EXERCISE AIM: Set the listing down again in full, word for word, with the pictures left out.

......

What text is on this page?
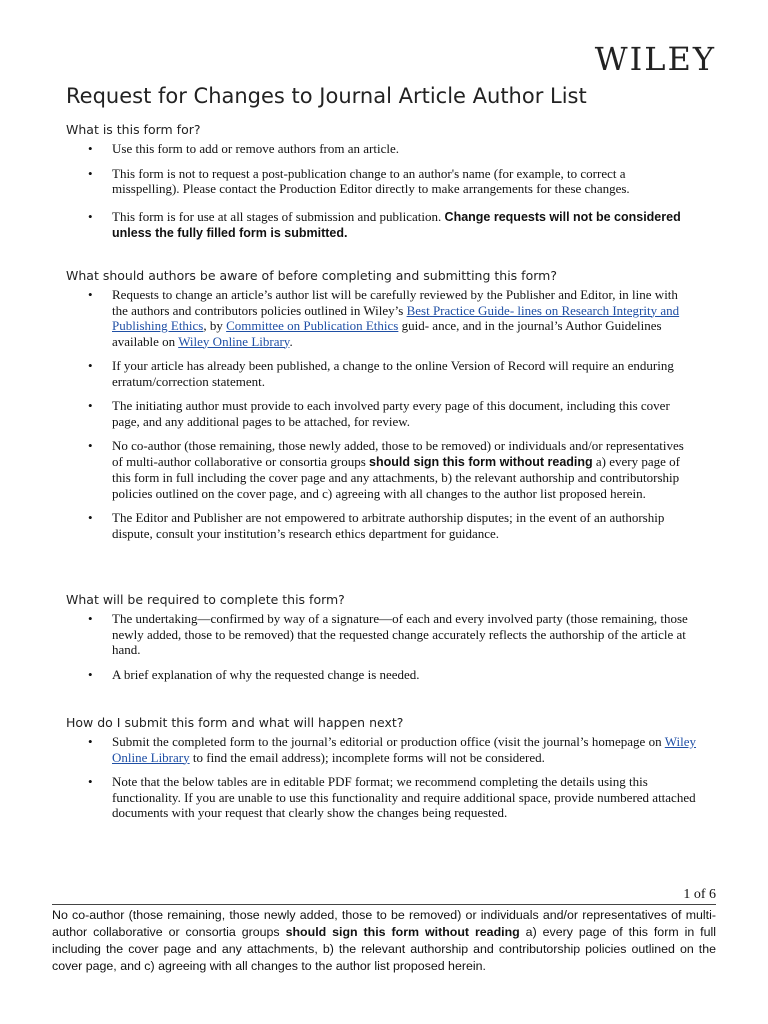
WILEY
Request for Changes to Journal Article Author List
What is this form for?
• Use this form to add or remove authors from an article.
• This form is not to request a post-publication change to an author's name (for example, to correct a misspelling). Please contact the Production Editor directly to make arrangements for these changes.
• This form is for use at all stages of submission and publication. Change requests will not be considered unless the fully filled form is submitted.
What should authors be aware of before completing and submitting this form?
• Requests to change an article’s author list will be carefully reviewed by the Publisher and Editor, in line with the authors and contributors policies outlined in Wiley’s Best Practice Guide- lines on Research Integrity and Publishing Ethics, by Committee on Publication Ethics guid- ance, and in the journal’s Author Guidelines available on Wiley Online Library.
• If your article has already been published, a change to the online Version of Record will require an enduring erratum/correction statement.
• The initiating author must provide to each involved party every page of this document, including this cover page, and any additional pages to be attached, for review.
• No co-author (those remaining, those newly added, those to be removed) or individuals and/or representatives of multi-author collaborative or consortia groups should sign this form without reading a) every page of this form in full including the cover page and any attachments, b) the relevant authorship and contributorship policies outlined on the cover page, and c) agreeing with all changes to the author list proposed herein.
• The Editor and Publisher are not empowered to arbitrate authorship disputes; in the event of an authorship dispute, consult your institution’s research ethics department for guidance.
What will be required to complete this form?
• The undertaking—confirmed by way of a signature—of each and every involved party (those remaining, those newly added, those to be removed) that the requested change accurately reflects the authorship of the article at hand.
• A brief explanation of why the requested change is needed.
How do I submit this form and what will happen next?
• Submit the completed form to the journal’s editorial or production office (visit the journal’s homepage on Wiley Online Library to find the email address); incomplete forms will not be considered.
• Note that the below tables are in editable PDF format; we recommend completing the details using this functionality. If you are unable to use this functionality and require additional space, provide numbered attached documents with your request that clearly show the changes being requested.
1 of 6
No co-author (those remaining, those newly added, those to be removed) or individuals and/or representatives of multi-author collaborative or consortia groups should sign this form without reading a) every page of this form in full including the cover page and any attachments, b) the relevant authorship and contributorship policies outlined on the cover page, and c) agreeing with all changes to the author list proposed herein.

......

WRITTEN SOLUTION:
What text is on this page?
WILEY
Request for Changes to Journal Article Author List
What is this form for?
• Use this form to add or remove authors from an article.
• This form is not to request a post-publication change to an author's name (for example, to correct a misspelling). Please contact the Production Editor directly to make arrangements for these changes.
• This form is for use at all stages of submission and publication. Change requests will not be considered unless the fully filled form is submitted.
What should authors be aware of before completing and submitting this form?
• Requests to change an article’s author list will be carefully reviewed by the Publisher and Editor, in line with the authors and contributors policies outlined in Wiley’s Best Practice Guide- lines on Research Integrity and Publishing Ethics, by Committee on Publication Ethics guid- ance, and in the journal’s Author Guidelines available on Wiley Online Library.
• If your article has already been published, a change to the online Version of Record will require an enduring erratum/correction statement.
• The initiating author must provide to each involved party every page of this document, including this cover page, and any additional pages to be attached, for review.
• No co-author (those remaining, those newly added, those to be removed) or individuals and/or representatives of multi-author collaborative or consortia groups should sign this form without reading a) every page of this form in full including the cover page and any attachments, b) the relevant authorship and contributorship policies outlined on the cover page, and c) agreeing with all changes to the author list proposed herein.
• The Editor and Publisher are not empowered to arbitrate authorship disputes; in the event of an authorship dispute, consult your institution’s research ethics department for guidance.
What will be required to complete this form?
• The undertaking—confirmed by way of a signature—of each and every involved party (those remaining, those newly added, those to be removed) that the requested change accurately reflects the authorship of the article at hand.
• A brief explanation of why the requested change is needed.
How do I submit this form and what will happen next?
• Submit the completed form to the journal’s editorial or production office (visit the journal’s homepage on Wiley Online Library to find the email address); incomplete forms will not be considered.
• Note that the below tables are in editable PDF format; we recommend completing the details using this functionality. If you are unable to use this functionality and require additional space, provide numbered attached documents with your request that clearly show the changes being requested.
1 of 6
No co-author (those remaining, those newly added, those to be removed) or individuals and/or representatives of multi-author collaborative or consortia groups should sign this form without reading a) every page of this form in full including the cover page and any attachments, b) the relevant authorship and contributorship policies outlined on the cover page, and c) agreeing with all changes to the author list proposed herein.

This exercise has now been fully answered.